Problem requirements >> Copy every entry exactly as given, minus the images.

Stored data:
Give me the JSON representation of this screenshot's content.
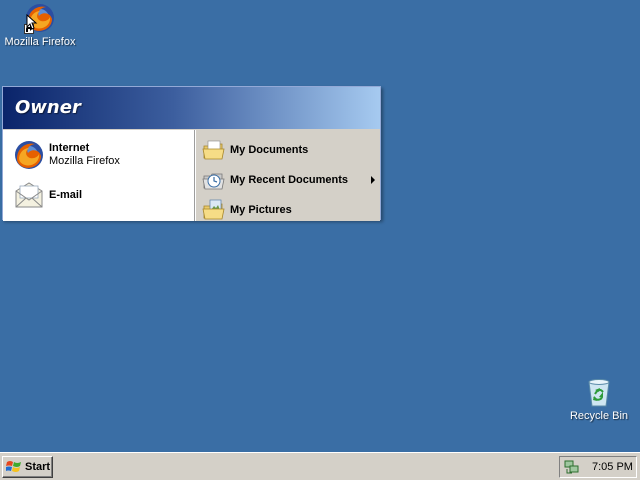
{
  "desktop": {
    "background_color": "#3A6EA5",
    "icons": [
      {
        "label": "Mozilla Firefox",
        "icon": "firefox-icon"
      },
      {
        "label": "Recycle Bin",
        "icon": "recycle-bin-icon"
      }
    ]
  },
  "start_menu": {
    "user_name": "Owner",
    "left_items": [
      {
        "title": "Internet",
        "subtitle": "Mozilla Firefox",
        "icon": "firefox-icon"
      },
      {
        "title": "E-mail",
        "subtitle": "",
        "icon": "envelope-icon"
      }
    ],
    "right_items": [
      {
        "label": "My Documents",
        "icon": "folder-documents-icon"
      },
      {
        "label": "My Recent Documents",
        "icon": "recent-documents-icon",
        "has_submenu": true
      },
      {
        "label": "My Pictures",
        "icon": "folder-pictures-icon"
      }
    ]
  },
  "taskbar": {
    "start_label": "Start",
    "clock": "7:05 PM",
    "tray_icons": [
      "network-icon"
    ]
  }
}
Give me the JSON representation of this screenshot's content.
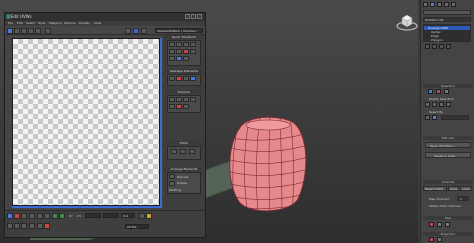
{
  "uv_editor": {
    "title": "Edit UVWs",
    "menus": [
      "File",
      "Edit",
      "Select",
      "Tools",
      "Mapping",
      "Options",
      "Display",
      "View"
    ],
    "map_select": "CheckerPattern ( Checker )",
    "panels": {
      "quick_transform": "Quick Transform",
      "reshape_elements": "Reshape Elements",
      "explode": "Explode",
      "stitch": "Stitch",
      "arrange_elements": "Arrange Elements",
      "rescale": "Rescale",
      "rotate": "Rotate",
      "padding": "Padding:"
    },
    "bottom": {
      "xy_label": "XY",
      "uv_label": "UV",
      "channel": "0.0",
      "filter_all": "All IDs"
    }
  },
  "command_panel": {
    "modifier_list": "Modifier List",
    "stack": [
      "Unwrap UVW",
      "Vertex",
      "Edge",
      "Polygon"
    ],
    "selection_header": "Selection",
    "modify_selection": "Modify Selection",
    "select_by": "Select By",
    "edit_uvs": "Edit UVs",
    "open_uv_editor": "Open UV Editor ...",
    "tweak_in_view": "Tweak In View",
    "channel_header": "Channel",
    "reset_uvws": "Reset UVWs",
    "save": "Save...",
    "load": "Load...",
    "map_channel": "Map Channel:",
    "map_channel_value": "1",
    "vertex_color_channel": "Vertex Color Channel",
    "peel_header": "Peel",
    "projection_header": "Projection"
  },
  "colors": {
    "mesh_fill": "#e6898c",
    "mesh_edge": "#7a2c34",
    "uv_axis": "#3c6bd6",
    "stack_highlight": "#2c58b8"
  }
}
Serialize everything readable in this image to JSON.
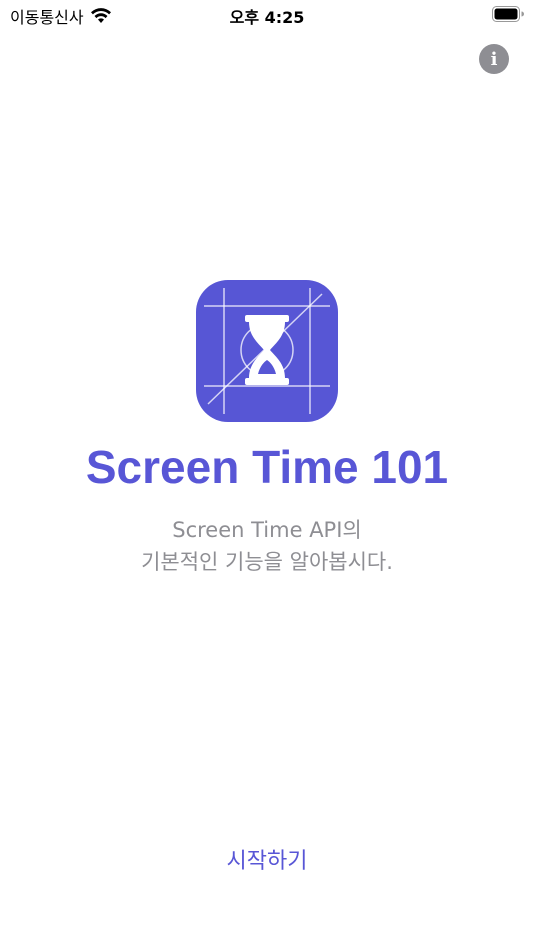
{
  "status_bar": {
    "carrier": "이동통신사",
    "time": "오후 4:25"
  },
  "app": {
    "title": "Screen Time 101",
    "subtitle_line1": "Screen Time API의",
    "subtitle_line2": "기본적인 기능을 알아봅시다.",
    "start_label": "시작하기",
    "info_glyph": "i",
    "accent_color": "#5856d6",
    "icons": [
      "wifi-icon",
      "battery-icon",
      "info-icon",
      "hourglass-icon"
    ]
  }
}
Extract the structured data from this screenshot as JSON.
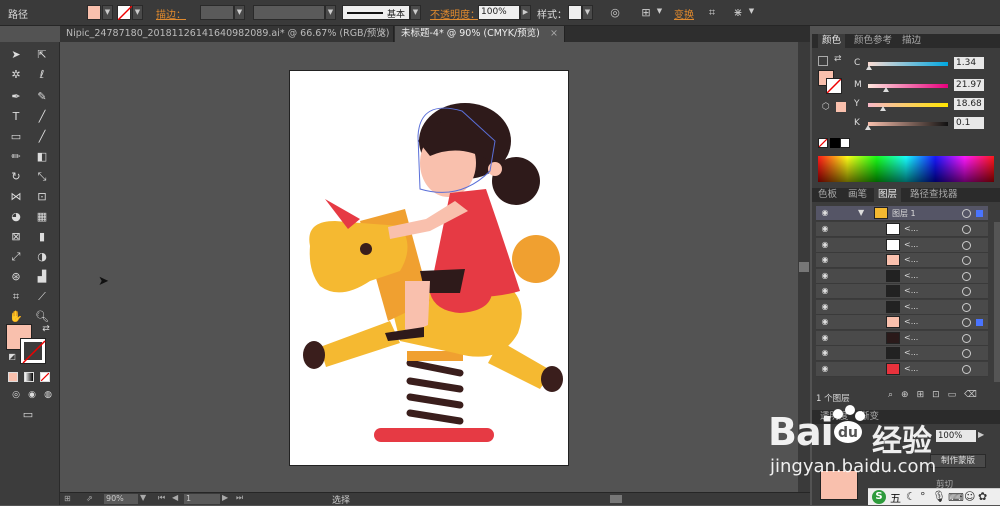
{
  "control_bar": {
    "selection_type": "路径",
    "stroke_label": "描边：",
    "stroke_style": "基本",
    "opacity_label": "不透明度：",
    "opacity_value": "100%",
    "style_label": "样式：",
    "transform_label": "变换",
    "fill_color": "#f9c0ad"
  },
  "tabs": [
    {
      "label": "Nipic_24787180_20181126141640982089.ai* @ 66.67% (RGB/预览)",
      "active": false
    },
    {
      "label": "未标题-4* @ 90% (CMYK/预览)",
      "active": true
    }
  ],
  "color_panel": {
    "tabs": [
      "颜色",
      "颜色参考",
      "描边"
    ],
    "active_tab": 0,
    "channels": [
      {
        "letter": "C",
        "value": "1.34",
        "fraction": 0.0134,
        "gradient": "linear-gradient(90deg,#fbdcd3,#00a7e0)"
      },
      {
        "letter": "M",
        "value": "21.97",
        "fraction": 0.2197,
        "gradient": "linear-gradient(90deg,#ffe7dd,#e6007e)"
      },
      {
        "letter": "Y",
        "value": "18.68",
        "fraction": 0.1868,
        "gradient": "linear-gradient(90deg,#f8b8c8,#ffe500)"
      },
      {
        "letter": "K",
        "value": "0.1",
        "fraction": 0.001,
        "gradient": "linear-gradient(90deg,#f9c0ad,#111)"
      }
    ]
  },
  "layers_panel": {
    "tabs": [
      "色板",
      "画笔",
      "图层",
      "路径查找器"
    ],
    "active_tab": 2,
    "top_layer_name": "图层 1",
    "sublayer_placeholder": "<...",
    "footer_text": "1 个图层",
    "sublayer_thumb_colors": [
      "#ffffff",
      "#ffffff",
      "#f9c0ad",
      "#222222",
      "#222222",
      "#222222",
      "#f9c0ad",
      "#2a1a1a",
      "#222222",
      "#e8323c"
    ]
  },
  "bottom_panel": {
    "tabs": [
      "透明度",
      "渐变"
    ],
    "opacity_value": "100%",
    "mask_button": "制作蒙版",
    "clip_label": "剪切"
  },
  "status_bar": {
    "zoom": "90%",
    "page": "1",
    "mode": "选择"
  },
  "watermark": {
    "brand": "Bai",
    "brand_cn": "经验",
    "url": "jingyan.baidu.com"
  },
  "taskbar": {
    "ime_label": "五"
  }
}
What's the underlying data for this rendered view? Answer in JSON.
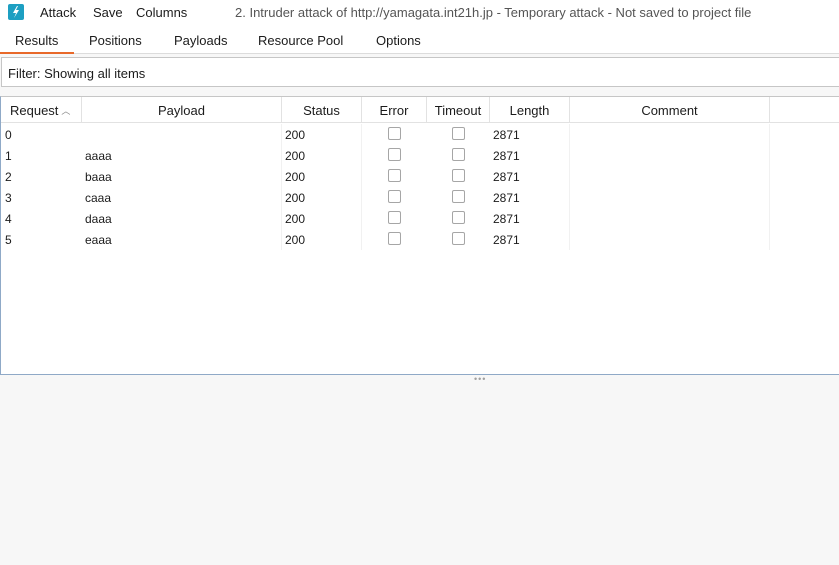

Complete answer >>
Give me the JSON representation of this screenshot's content.
{
  "desktop": {
    "background_color": "#3A6EA5",
    "icons": [
      {
        "label": "Mozilla Firefox",
        "icon": "firefox-icon"
      },
      {
        "label": "Recycle Bin",
        "icon": "recycle-bin-icon"
      }
    ]
  },
  "start_menu": {
    "user_name": "Owner",
    "left_items": [
      {
        "title": "Internet",
        "subtitle": "Mozilla Firefox",
        "icon": "firefox-icon"
      },
      {
        "title": "E-mail",
        "subtitle": "",
        "icon": "envelope-icon"
      }
    ],
    "right_items": [
      {
        "label": "My Documents",
        "icon": "folder-documents-icon"
      },
      {
        "label": "My Recent Documents",
        "icon": "recent-documents-icon",
        "has_submenu": true
      },
      {
        "label": "My Pictures",
        "icon": "folder-pictures-icon"
      }
    ]
  },
  "taskbar": {
    "start_label": "Start",
    "clock": "7:05 PM",
    "tray_icons": [
      "network-icon"
    ]
  }
}
Give me the JSON representation of this screenshot's content.
{
  "uv_editor": {
    "title": "Edit UVWs",
    "menus": [
      "File",
      "Edit",
      "Select",
      "Tools",
      "Mapping",
      "Options",
      "Display",
      "View"
    ],
    "map_select": "CheckerPattern ( Checker )",
    "panels": {
      "quick_transform": "Quick Transform",
      "reshape_elements": "Reshape Elements",
      "explode": "Explode",
      "stitch": "Stitch",
      "arrange_elements": "Arrange Elements",
      "rescale": "Rescale",
      "rotate": "Rotate",
      "padding": "Padding:"
    },
    "bottom": {
      "xy_label": "XY",
      "uv_label": "UV",
      "channel": "0.0",
      "filter_all": "All IDs"
    }
  },
  "command_panel": {
    "modifier_list": "Modifier List",
    "stack": [
      "Unwrap UVW",
      "Vertex",
      "Edge",
      "Polygon"
    ],
    "selection_header": "Selection",
    "modify_selection": "Modify Selection",
    "select_by": "Select By",
    "edit_uvs": "Edit UVs",
    "open_uv_editor": "Open UV Editor ...",
    "tweak_in_view": "Tweak In View",
    "channel_header": "Channel",
    "reset_uvws": "Reset UVWs",
    "save": "Save...",
    "load": "Load...",
    "map_channel": "Map Channel:",
    "map_channel_value": "1",
    "vertex_color_channel": "Vertex Color Channel",
    "peel_header": "Peel",
    "projection_header": "Projection"
  },
  "colors": {
    "mesh_fill": "#e6898c",
    "mesh_edge": "#7a2c34",
    "uv_axis": "#3c6bd6",
    "stack_highlight": "#2c58b8"
  }
}
Serialize everything readable in this image to JSON.
{
  "status_bar": {
    "carrier": "이동통신사",
    "time": "오후 4:25"
  },
  "app": {
    "title": "Screen Time 101",
    "subtitle_line1": "Screen Time API의",
    "subtitle_line2": "기본적인 기능을 알아봅시다.",
    "start_label": "시작하기",
    "info_glyph": "i",
    "accent_color": "#5856d6",
    "icons": [
      "wifi-icon",
      "battery-icon",
      "info-icon",
      "hourglass-icon"
    ]
  }
}
Extract the structured data from this screenshot as JSON.
{
  "control_bar": {
    "selection_type": "路径",
    "stroke_label": "描边：",
    "stroke_style": "基本",
    "opacity_label": "不透明度：",
    "opacity_value": "100%",
    "style_label": "样式：",
    "transform_label": "变换",
    "fill_color": "#f9c0ad"
  },
  "tabs": [
    {
      "label": "Nipic_24787180_20181126141640982089.ai* @ 66.67% (RGB/预览)",
      "active": false
    },
    {
      "label": "未标题-4* @ 90% (CMYK/预览)",
      "active": true
    }
  ],
  "color_panel": {
    "tabs": [
      "颜色",
      "颜色参考",
      "描边"
    ],
    "active_tab": 0,
    "channels": [
      {
        "letter": "C",
        "value": "1.34",
        "fraction": 0.0134,
        "gradient": "linear-gradient(90deg,#fbdcd3,#00a7e0)"
      },
      {
        "letter": "M",
        "value": "21.97",
        "fraction": 0.2197,
        "gradient": "linear-gradient(90deg,#ffe7dd,#e6007e)"
      },
      {
        "letter": "Y",
        "value": "18.68",
        "fraction": 0.1868,
        "gradient": "linear-gradient(90deg,#f8b8c8,#ffe500)"
      },
      {
        "letter": "K",
        "value": "0.1",
        "fraction": 0.001,
        "gradient": "linear-gradient(90deg,#f9c0ad,#111)"
      }
    ]
  },
  "layers_panel": {
    "tabs": [
      "色板",
      "画笔",
      "图层",
      "路径查找器"
    ],
    "active_tab": 2,
    "top_layer_name": "图层 1",
    "sublayer_placeholder": "<...",
    "footer_text": "1 个图层",
    "sublayer_thumb_colors": [
      "#ffffff",
      "#ffffff",
      "#f9c0ad",
      "#222222",
      "#222222",
      "#222222",
      "#f9c0ad",
      "#2a1a1a",
      "#222222",
      "#e8323c"
    ]
  },
  "bottom_panel": {
    "tabs": [
      "透明度",
      "渐变"
    ],
    "opacity_value": "100%",
    "mask_button": "制作蒙版",
    "clip_label": "剪切"
  },
  "status_bar": {
    "zoom": "90%",
    "page": "1",
    "mode": "选择"
  },
  "watermark": {
    "brand": "Bai",
    "brand_cn": "经验",
    "url": "jingyan.baidu.com"
  },
  "taskbar": {
    "ime_label": "五"
  }
}
What's the underlying data for this rendered view? Answer in JSON.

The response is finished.